■ **Records supplied**
**********

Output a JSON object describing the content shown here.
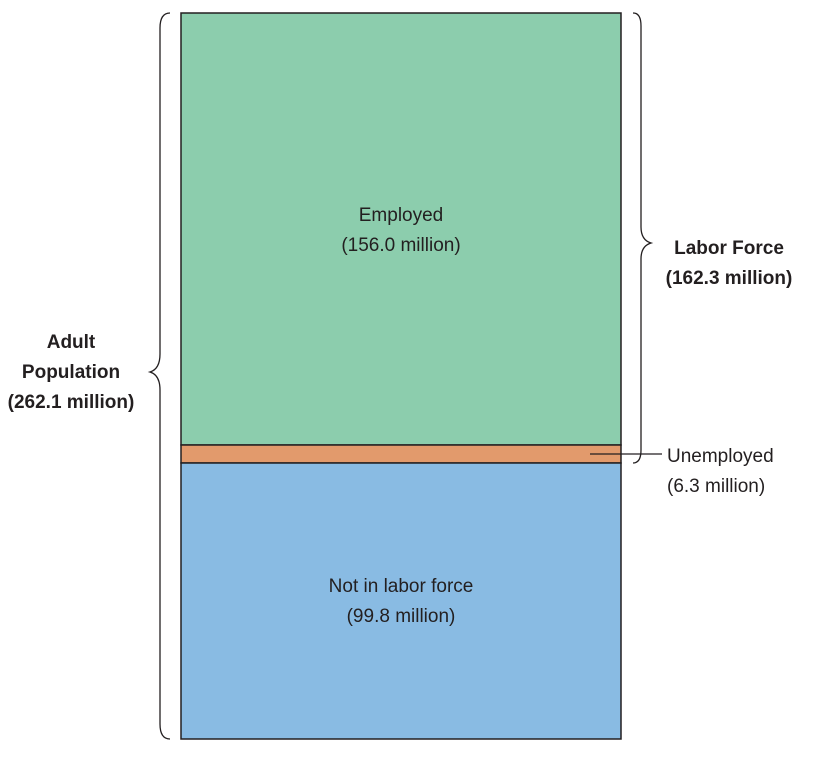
{
  "colors": {
    "employed": "#8ccdad",
    "unemployed": "#e29a6c",
    "not_in_labor_force": "#89bbe3",
    "outline": "#231f20"
  },
  "segments": {
    "employed": {
      "name": "Employed",
      "value_label": "(156.0 million)",
      "value": 156.0
    },
    "unemployed": {
      "name": "Unemployed",
      "value_label": "(6.3 million)",
      "value": 6.3
    },
    "not_in_labor_force": {
      "name": "Not in labor force",
      "value_label": "(99.8 million)",
      "value": 99.8
    }
  },
  "labor_force": {
    "title": "Labor Force",
    "value_label": "(162.3 million)",
    "value": 162.3
  },
  "adult_population": {
    "title_line1": "Adult",
    "title_line2": "Population",
    "value_label": "(262.1 million)",
    "value": 262.1
  }
}
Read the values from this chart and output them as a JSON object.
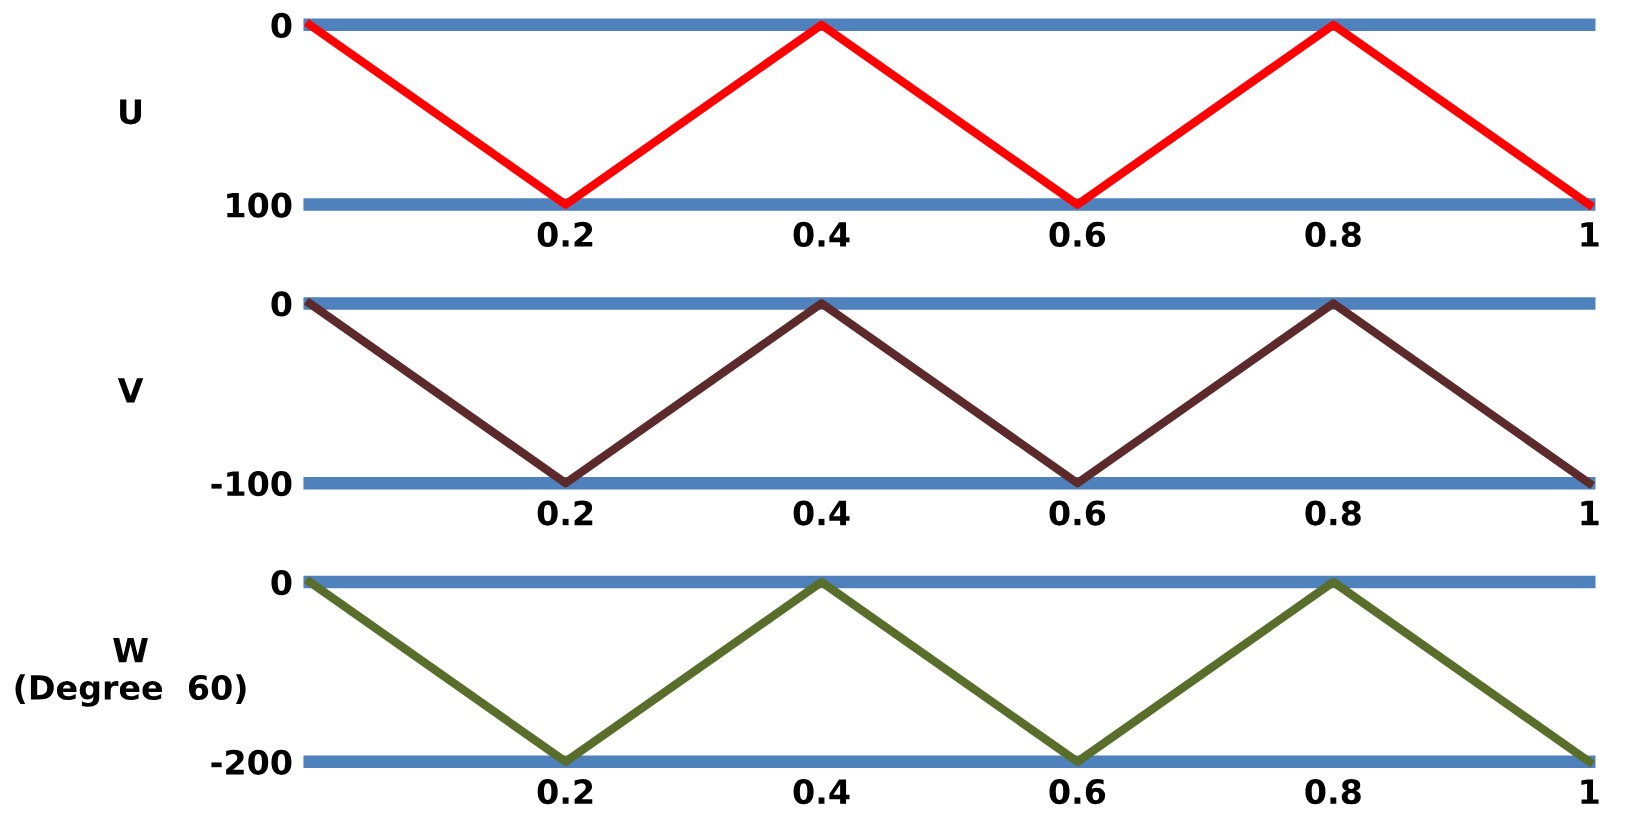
{
  "chart_data": [
    {
      "type": "line",
      "ylabel": "U",
      "x": [
        0,
        0.2,
        0.4,
        0.6,
        0.8,
        1
      ],
      "series": [
        {
          "color": "#ff0000",
          "values": [
            0,
            100,
            0,
            100,
            0,
            100
          ]
        }
      ],
      "xlim": [
        0,
        1
      ],
      "xticks": [
        0.2,
        0.4,
        0.6,
        0.8,
        1
      ],
      "ylim": [
        100,
        0
      ],
      "yticks": [
        0,
        100
      ],
      "grid": false,
      "legend": false,
      "marker": "none",
      "line_style": "solid"
    },
    {
      "type": "line",
      "ylabel": "V",
      "x": [
        0,
        0.2,
        0.4,
        0.6,
        0.8,
        1
      ],
      "series": [
        {
          "color": "#5c2a2a",
          "values": [
            0,
            -100,
            0,
            -100,
            0,
            -100
          ]
        }
      ],
      "xlim": [
        0,
        1
      ],
      "xticks": [
        0.2,
        0.4,
        0.6,
        0.8,
        1
      ],
      "ylim": [
        -100,
        0
      ],
      "yticks": [
        0,
        -100
      ],
      "grid": false,
      "legend": false,
      "marker": "none",
      "line_style": "solid"
    },
    {
      "type": "line",
      "ylabel": "W\n(Degree  60)",
      "x": [
        0,
        0.2,
        0.4,
        0.6,
        0.8,
        1
      ],
      "series": [
        {
          "color": "#5a6e2c",
          "values": [
            0,
            -200,
            0,
            -200,
            0,
            -200
          ]
        }
      ],
      "xlim": [
        0,
        1
      ],
      "xticks": [
        0.2,
        0.4,
        0.6,
        0.8,
        1
      ],
      "ylim": [
        -200,
        0
      ],
      "yticks": [
        0,
        -200
      ],
      "grid": false,
      "legend": false,
      "marker": "none",
      "line_style": "solid"
    }
  ]
}
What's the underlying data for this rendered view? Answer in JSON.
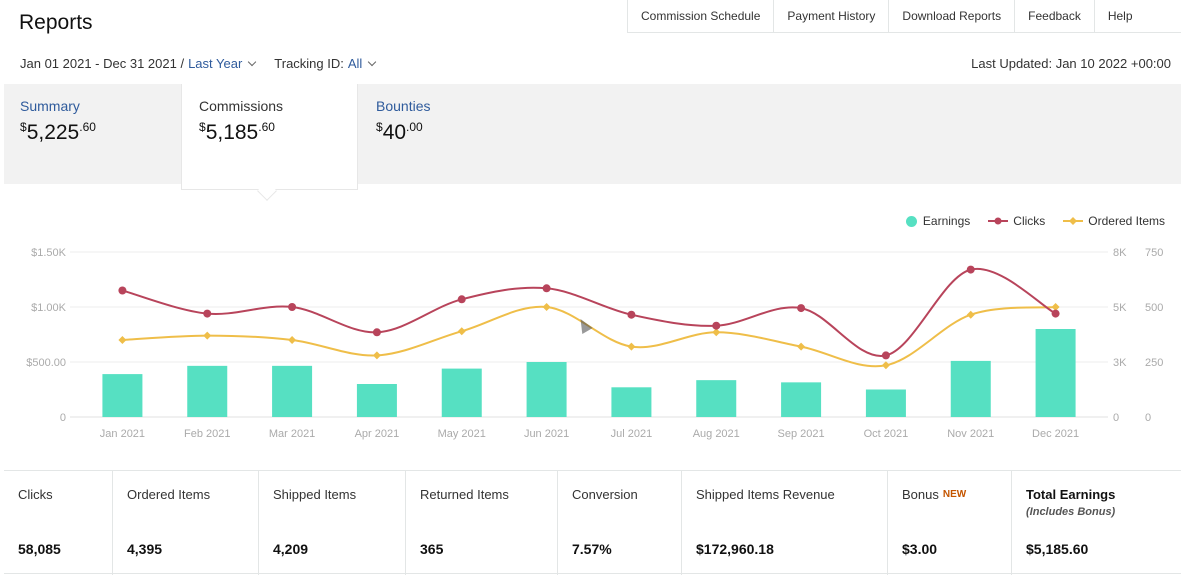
{
  "page": {
    "title": "Reports"
  },
  "top_nav": [
    "Commission Schedule",
    "Payment History",
    "Download Reports",
    "Feedback",
    "Help"
  ],
  "filters": {
    "date_range": "Jan 01 2021 - Dec 31 2021 /",
    "period": "Last Year",
    "tracking_label": "Tracking ID:",
    "tracking_value": "All"
  },
  "last_updated": "Last Updated: Jan 10 2022 +00:00",
  "tabs": {
    "summary": {
      "label": "Summary",
      "currency": "$",
      "whole": "5,225",
      "cents": ".60"
    },
    "commissions": {
      "label": "Commissions",
      "currency": "$",
      "whole": "5,185",
      "cents": ".60"
    },
    "bounties": {
      "label": "Bounties",
      "currency": "$",
      "whole": "40",
      "cents": ".00"
    }
  },
  "legend": [
    "Earnings",
    "Clicks",
    "Ordered Items"
  ],
  "colors": {
    "earnings": "#56e0c2",
    "clicks": "#b8445b",
    "ordered_items": "#efbe49",
    "link": "#2f5b9c",
    "new_badge": "#c45500"
  },
  "chart_data": {
    "type": "bar",
    "categories": [
      "Jan 2021",
      "Feb 2021",
      "Mar 2021",
      "Apr 2021",
      "May 2021",
      "Jun 2021",
      "Jul 2021",
      "Aug 2021",
      "Sep 2021",
      "Oct 2021",
      "Nov 2021",
      "Dec 2021"
    ],
    "series": [
      {
        "name": "Earnings",
        "type": "bar",
        "axis": "left",
        "values": [
          390,
          465,
          465,
          300,
          440,
          500,
          270,
          335,
          315,
          250,
          510,
          800
        ]
      },
      {
        "name": "Clicks",
        "type": "line",
        "axis": "right1",
        "values": [
          5750,
          4700,
          5000,
          3850,
          5350,
          5850,
          4650,
          4150,
          4950,
          2800,
          6700,
          4700
        ]
      },
      {
        "name": "Ordered Items",
        "type": "line",
        "axis": "right2",
        "values": [
          350,
          370,
          350,
          280,
          390,
          500,
          320,
          385,
          320,
          235,
          465,
          500
        ]
      }
    ],
    "axes": {
      "left": {
        "ticks": [
          "0",
          "$500.00",
          "$1.00K",
          "$1.50K"
        ],
        "range": [
          0,
          1500
        ]
      },
      "right1": {
        "ticks": [
          "0",
          "3K",
          "5K",
          "8K"
        ],
        "range": [
          0,
          7500
        ]
      },
      "right2": {
        "ticks": [
          "0",
          "250",
          "500",
          "750"
        ],
        "range": [
          0,
          750
        ]
      }
    },
    "grid": true,
    "legend_position": "top-right"
  },
  "stats": [
    {
      "label": "Clicks",
      "value": "58,085"
    },
    {
      "label": "Ordered Items",
      "value": "4,395"
    },
    {
      "label": "Shipped Items",
      "value": "4,209"
    },
    {
      "label": "Returned Items",
      "value": "365"
    },
    {
      "label": "Conversion",
      "value": "7.57%"
    },
    {
      "label": "Shipped Items Revenue",
      "value": "$172,960.18"
    },
    {
      "label": "Bonus",
      "badge": "NEW",
      "value": "$3.00"
    },
    {
      "label": "Total Earnings",
      "sub": "(Includes Bonus)",
      "value": "$5,185.60"
    }
  ]
}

**********

■ **Directions**
Reproduce all entries without any change, and omit the pictures.

■ **Expected answer**
Output a JSON object describing the content shown here.
{
  "colors": {
    "employed": "#8ccdad",
    "unemployed": "#e29a6c",
    "not_in_labor_force": "#89bbe3",
    "outline": "#231f20"
  },
  "segments": {
    "employed": {
      "name": "Employed",
      "value_label": "(156.0 million)",
      "value": 156.0
    },
    "unemployed": {
      "name": "Unemployed",
      "value_label": "(6.3 million)",
      "value": 6.3
    },
    "not_in_labor_force": {
      "name": "Not in labor force",
      "value_label": "(99.8 million)",
      "value": 99.8
    }
  },
  "labor_force": {
    "title": "Labor Force",
    "value_label": "(162.3 million)",
    "value": 162.3
  },
  "adult_population": {
    "title_line1": "Adult",
    "title_line2": "Population",
    "value_label": "(262.1 million)",
    "value": 262.1
  }
}
Read the values from this chart and output them as a JSON object.
{
  "chart_data": [
    {
      "type": "line",
      "ylabel": "U",
      "x": [
        0,
        0.2,
        0.4,
        0.6,
        0.8,
        1
      ],
      "series": [
        {
          "color": "#ff0000",
          "values": [
            0,
            100,
            0,
            100,
            0,
            100
          ]
        }
      ],
      "xlim": [
        0,
        1
      ],
      "xticks": [
        0.2,
        0.4,
        0.6,
        0.8,
        1
      ],
      "ylim": [
        100,
        0
      ],
      "yticks": [
        0,
        100
      ],
      "grid": false,
      "legend": false,
      "marker": "none",
      "line_style": "solid"
    },
    {
      "type": "line",
      "ylabel": "V",
      "x": [
        0,
        0.2,
        0.4,
        0.6,
        0.8,
        1
      ],
      "series": [
        {
          "color": "#5c2a2a",
          "values": [
            0,
            -100,
            0,
            -100,
            0,
            -100
          ]
        }
      ],
      "xlim": [
        0,
        1
      ],
      "xticks": [
        0.2,
        0.4,
        0.6,
        0.8,
        1
      ],
      "ylim": [
        -100,
        0
      ],
      "yticks": [
        0,
        -100
      ],
      "grid": false,
      "legend": false,
      "marker": "none",
      "line_style": "solid"
    },
    {
      "type": "line",
      "ylabel": "W\n(Degree  60)",
      "x": [
        0,
        0.2,
        0.4,
        0.6,
        0.8,
        1
      ],
      "series": [
        {
          "color": "#5a6e2c",
          "values": [
            0,
            -200,
            0,
            -200,
            0,
            -200
          ]
        }
      ],
      "xlim": [
        0,
        1
      ],
      "xticks": [
        0.2,
        0.4,
        0.6,
        0.8,
        1
      ],
      "ylim": [
        -200,
        0
      ],
      "yticks": [
        0,
        -200
      ],
      "grid": false,
      "legend": false,
      "marker": "none",
      "line_style": "solid"
    }
  ]
}
What's the underlying data for this rendered view? Answer in JSON.
{
  "page": {
    "title": "Reports"
  },
  "top_nav": [
    "Commission Schedule",
    "Payment History",
    "Download Reports",
    "Feedback",
    "Help"
  ],
  "filters": {
    "date_range": "Jan 01 2021 - Dec 31 2021 /",
    "period": "Last Year",
    "tracking_label": "Tracking ID:",
    "tracking_value": "All"
  },
  "last_updated": "Last Updated: Jan 10 2022 +00:00",
  "tabs": {
    "summary": {
      "label": "Summary",
      "currency": "$",
      "whole": "5,225",
      "cents": ".60"
    },
    "commissions": {
      "label": "Commissions",
      "currency": "$",
      "whole": "5,185",
      "cents": ".60"
    },
    "bounties": {
      "label": "Bounties",
      "currency": "$",
      "whole": "40",
      "cents": ".00"
    }
  },
  "legend": [
    "Earnings",
    "Clicks",
    "Ordered Items"
  ],
  "colors": {
    "earnings": "#56e0c2",
    "clicks": "#b8445b",
    "ordered_items": "#efbe49",
    "link": "#2f5b9c",
    "new_badge": "#c45500"
  },
  "chart_data": {
    "type": "bar",
    "categories": [
      "Jan 2021",
      "Feb 2021",
      "Mar 2021",
      "Apr 2021",
      "May 2021",
      "Jun 2021",
      "Jul 2021",
      "Aug 2021",
      "Sep 2021",
      "Oct 2021",
      "Nov 2021",
      "Dec 2021"
    ],
    "series": [
      {
        "name": "Earnings",
        "type": "bar",
        "axis": "left",
        "values": [
          390,
          465,
          465,
          300,
          440,
          500,
          270,
          335,
          315,
          250,
          510,
          800
        ]
      },
      {
        "name": "Clicks",
        "type": "line",
        "axis": "right1",
        "values": [
          5750,
          4700,
          5000,
          3850,
          5350,
          5850,
          4650,
          4150,
          4950,
          2800,
          6700,
          4700
        ]
      },
      {
        "name": "Ordered Items",
        "type": "line",
        "axis": "right2",
        "values": [
          350,
          370,
          350,
          280,
          390,
          500,
          320,
          385,
          320,
          235,
          465,
          500
        ]
      }
    ],
    "axes": {
      "left": {
        "ticks": [
          "0",
          "$500.00",
          "$1.00K",
          "$1.50K"
        ],
        "range": [
          0,
          1500
        ]
      },
      "right1": {
        "ticks": [
          "0",
          "3K",
          "5K",
          "8K"
        ],
        "range": [
          0,
          7500
        ]
      },
      "right2": {
        "ticks": [
          "0",
          "250",
          "500",
          "750"
        ],
        "range": [
          0,
          750
        ]
      }
    },
    "grid": true,
    "legend_position": "top-right"
  },
  "stats": [
    {
      "label": "Clicks",
      "value": "58,085"
    },
    {
      "label": "Ordered Items",
      "value": "4,395"
    },
    {
      "label": "Shipped Items",
      "value": "4,209"
    },
    {
      "label": "Returned Items",
      "value": "365"
    },
    {
      "label": "Conversion",
      "value": "7.57%"
    },
    {
      "label": "Shipped Items Revenue",
      "value": "$172,960.18"
    },
    {
      "label": "Bonus",
      "badge": "NEW",
      "value": "$3.00"
    },
    {
      "label": "Total Earnings",
      "sub": "(Includes Bonus)",
      "value": "$5,185.60"
    }
  ]
}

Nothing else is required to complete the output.